>>>>

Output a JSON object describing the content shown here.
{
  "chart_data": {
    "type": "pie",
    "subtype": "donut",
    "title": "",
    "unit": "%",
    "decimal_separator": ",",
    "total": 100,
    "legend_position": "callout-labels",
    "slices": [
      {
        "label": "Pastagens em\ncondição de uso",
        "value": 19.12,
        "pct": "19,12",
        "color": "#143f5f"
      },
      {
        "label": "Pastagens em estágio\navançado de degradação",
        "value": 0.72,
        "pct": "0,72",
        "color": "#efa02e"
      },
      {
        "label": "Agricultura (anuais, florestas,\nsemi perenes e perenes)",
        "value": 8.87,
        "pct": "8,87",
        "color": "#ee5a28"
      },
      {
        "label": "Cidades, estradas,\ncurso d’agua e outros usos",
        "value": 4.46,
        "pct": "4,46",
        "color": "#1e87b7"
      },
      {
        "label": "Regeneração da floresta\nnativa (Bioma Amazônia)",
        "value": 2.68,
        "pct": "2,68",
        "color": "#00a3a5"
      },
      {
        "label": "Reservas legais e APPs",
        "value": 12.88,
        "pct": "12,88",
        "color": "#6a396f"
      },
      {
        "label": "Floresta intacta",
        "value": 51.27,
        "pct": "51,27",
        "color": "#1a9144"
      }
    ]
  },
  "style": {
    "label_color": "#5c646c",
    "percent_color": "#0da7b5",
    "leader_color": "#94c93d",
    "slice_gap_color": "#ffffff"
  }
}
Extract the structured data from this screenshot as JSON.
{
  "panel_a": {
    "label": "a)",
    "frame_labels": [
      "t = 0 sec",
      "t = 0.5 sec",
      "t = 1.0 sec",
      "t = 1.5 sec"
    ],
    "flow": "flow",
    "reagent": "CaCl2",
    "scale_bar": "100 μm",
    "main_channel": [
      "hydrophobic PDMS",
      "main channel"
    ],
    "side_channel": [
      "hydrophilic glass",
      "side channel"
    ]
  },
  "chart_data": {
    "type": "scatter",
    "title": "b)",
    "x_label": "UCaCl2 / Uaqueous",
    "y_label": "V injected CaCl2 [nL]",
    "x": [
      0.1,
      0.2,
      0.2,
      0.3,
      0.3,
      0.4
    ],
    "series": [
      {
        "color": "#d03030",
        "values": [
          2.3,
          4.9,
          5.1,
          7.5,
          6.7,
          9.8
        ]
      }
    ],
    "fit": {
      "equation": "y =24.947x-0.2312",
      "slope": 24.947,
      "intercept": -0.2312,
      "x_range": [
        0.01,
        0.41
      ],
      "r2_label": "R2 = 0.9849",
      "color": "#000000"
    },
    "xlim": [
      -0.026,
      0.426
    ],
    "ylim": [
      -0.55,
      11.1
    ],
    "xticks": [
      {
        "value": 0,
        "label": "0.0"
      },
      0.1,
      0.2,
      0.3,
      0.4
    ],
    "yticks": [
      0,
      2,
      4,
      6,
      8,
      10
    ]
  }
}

<<<<

● Goal of the exercise
Your task is to quote the listing above word for word.

● Correct response
Output a JSON object describing the content shown here.
{
  "chart_data": {
    "type": "pie",
    "subtype": "donut",
    "title": "",
    "unit": "%",
    "decimal_separator": ",",
    "total": 100,
    "legend_position": "callout-labels",
    "slices": [
      {
        "label": "Pastagens em\ncondição de uso",
        "value": 19.12,
        "pct": "19,12",
        "color": "#143f5f"
      },
      {
        "label": "Pastagens em estágio\navançado de degradação",
        "value": 0.72,
        "pct": "0,72",
        "color": "#efa02e"
      },
      {
        "label": "Agricultura (anuais, florestas,\nsemi perenes e perenes)",
        "value": 8.87,
        "pct": "8,87",
        "color": "#ee5a28"
      },
      {
        "label": "Cidades, estradas,\ncurso d’agua e outros usos",
        "value": 4.46,
        "pct": "4,46",
        "color": "#1e87b7"
      },
      {
        "label": "Regeneração da floresta\nnativa (Bioma Amazônia)",
        "value": 2.68,
        "pct": "2,68",
        "color": "#00a3a5"
      },
      {
        "label": "Reservas legais e APPs",
        "value": 12.88,
        "pct": "12,88",
        "color": "#6a396f"
      },
      {
        "label": "Floresta intacta",
        "value": 51.27,
        "pct": "51,27",
        "color": "#1a9144"
      }
    ]
  },
  "style": {
    "label_color": "#5c646c",
    "percent_color": "#0da7b5",
    "leader_color": "#94c93d",
    "slice_gap_color": "#ffffff"
  }
}
Extract the structured data from this screenshot as JSON.
{
  "panel_a": {
    "label": "a)",
    "frame_labels": [
      "t = 0 sec",
      "t = 0.5 sec",
      "t = 1.0 sec",
      "t = 1.5 sec"
    ],
    "flow": "flow",
    "reagent": "CaCl2",
    "scale_bar": "100 μm",
    "main_channel": [
      "hydrophobic PDMS",
      "main channel"
    ],
    "side_channel": [
      "hydrophilic glass",
      "side channel"
    ]
  },
  "chart_data": {
    "type": "scatter",
    "title": "b)",
    "x_label": "UCaCl2 / Uaqueous",
    "y_label": "V injected CaCl2 [nL]",
    "x": [
      0.1,
      0.2,
      0.2,
      0.3,
      0.3,
      0.4
    ],
    "series": [
      {
        "color": "#d03030",
        "values": [
          2.3,
          4.9,
          5.1,
          7.5,
          6.7,
          9.8
        ]
      }
    ],
    "fit": {
      "equation": "y =24.947x-0.2312",
      "slope": 24.947,
      "intercept": -0.2312,
      "x_range": [
        0.01,
        0.41
      ],
      "r2_label": "R2 = 0.9849",
      "color": "#000000"
    },
    "xlim": [
      -0.026,
      0.426
    ],
    "ylim": [
      -0.55,
      11.1
    ],
    "xticks": [
      {
        "value": 0,
        "label": "0.0"
      },
      0.1,
      0.2,
      0.3,
      0.4
    ],
    "yticks": [
      0,
      2,
      4,
      6,
      8,
      10
    ]
  }
}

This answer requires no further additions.